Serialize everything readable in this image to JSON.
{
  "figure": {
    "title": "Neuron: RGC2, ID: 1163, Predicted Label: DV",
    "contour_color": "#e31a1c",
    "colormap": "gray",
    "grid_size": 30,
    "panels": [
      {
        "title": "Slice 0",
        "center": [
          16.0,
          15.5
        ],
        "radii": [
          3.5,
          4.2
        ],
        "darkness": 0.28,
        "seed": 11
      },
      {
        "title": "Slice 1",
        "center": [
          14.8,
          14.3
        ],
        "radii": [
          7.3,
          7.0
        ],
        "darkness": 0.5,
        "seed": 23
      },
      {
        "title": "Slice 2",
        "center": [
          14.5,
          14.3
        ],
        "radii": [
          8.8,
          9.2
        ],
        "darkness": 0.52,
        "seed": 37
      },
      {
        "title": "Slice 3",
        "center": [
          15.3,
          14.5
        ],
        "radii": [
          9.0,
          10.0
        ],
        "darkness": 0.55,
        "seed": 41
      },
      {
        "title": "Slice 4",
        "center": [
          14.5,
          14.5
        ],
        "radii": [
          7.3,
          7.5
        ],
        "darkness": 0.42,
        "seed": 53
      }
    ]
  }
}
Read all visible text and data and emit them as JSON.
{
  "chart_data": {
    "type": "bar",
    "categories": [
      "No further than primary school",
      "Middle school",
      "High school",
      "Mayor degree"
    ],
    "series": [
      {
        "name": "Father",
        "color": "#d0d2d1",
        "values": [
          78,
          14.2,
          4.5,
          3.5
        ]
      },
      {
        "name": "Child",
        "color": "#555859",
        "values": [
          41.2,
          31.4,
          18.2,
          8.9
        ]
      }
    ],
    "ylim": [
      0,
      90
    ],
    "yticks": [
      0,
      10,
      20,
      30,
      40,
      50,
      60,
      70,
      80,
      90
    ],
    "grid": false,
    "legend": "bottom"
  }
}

===

## INSTRUCTION:
Restate the whole listing exactly.

## ANSWER:
Serialize everything readable in this image to JSON.
{
  "figure": {
    "title": "Neuron: RGC2, ID: 1163, Predicted Label: DV",
    "contour_color": "#e31a1c",
    "colormap": "gray",
    "grid_size": 30,
    "panels": [
      {
        "title": "Slice 0",
        "center": [
          16.0,
          15.5
        ],
        "radii": [
          3.5,
          4.2
        ],
        "darkness": 0.28,
        "seed": 11
      },
      {
        "title": "Slice 1",
        "center": [
          14.8,
          14.3
        ],
        "radii": [
          7.3,
          7.0
        ],
        "darkness": 0.5,
        "seed": 23
      },
      {
        "title": "Slice 2",
        "center": [
          14.5,
          14.3
        ],
        "radii": [
          8.8,
          9.2
        ],
        "darkness": 0.52,
        "seed": 37
      },
      {
        "title": "Slice 3",
        "center": [
          15.3,
          14.5
        ],
        "radii": [
          9.0,
          10.0
        ],
        "darkness": 0.55,
        "seed": 41
      },
      {
        "title": "Slice 4",
        "center": [
          14.5,
          14.5
        ],
        "radii": [
          7.3,
          7.5
        ],
        "darkness": 0.42,
        "seed": 53
      }
    ]
  }
}
Read all visible text and data and emit them as JSON.
{
  "chart_data": {
    "type": "bar",
    "categories": [
      "No further than primary school",
      "Middle school",
      "High school",
      "Mayor degree"
    ],
    "series": [
      {
        "name": "Father",
        "color": "#d0d2d1",
        "values": [
          78,
          14.2,
          4.5,
          3.5
        ]
      },
      {
        "name": "Child",
        "color": "#555859",
        "values": [
          41.2,
          31.4,
          18.2,
          8.9
        ]
      }
    ],
    "ylim": [
      0,
      90
    ],
    "yticks": [
      0,
      10,
      20,
      30,
      40,
      50,
      60,
      70,
      80,
      90
    ],
    "grid": false,
    "legend": "bottom"
  }
}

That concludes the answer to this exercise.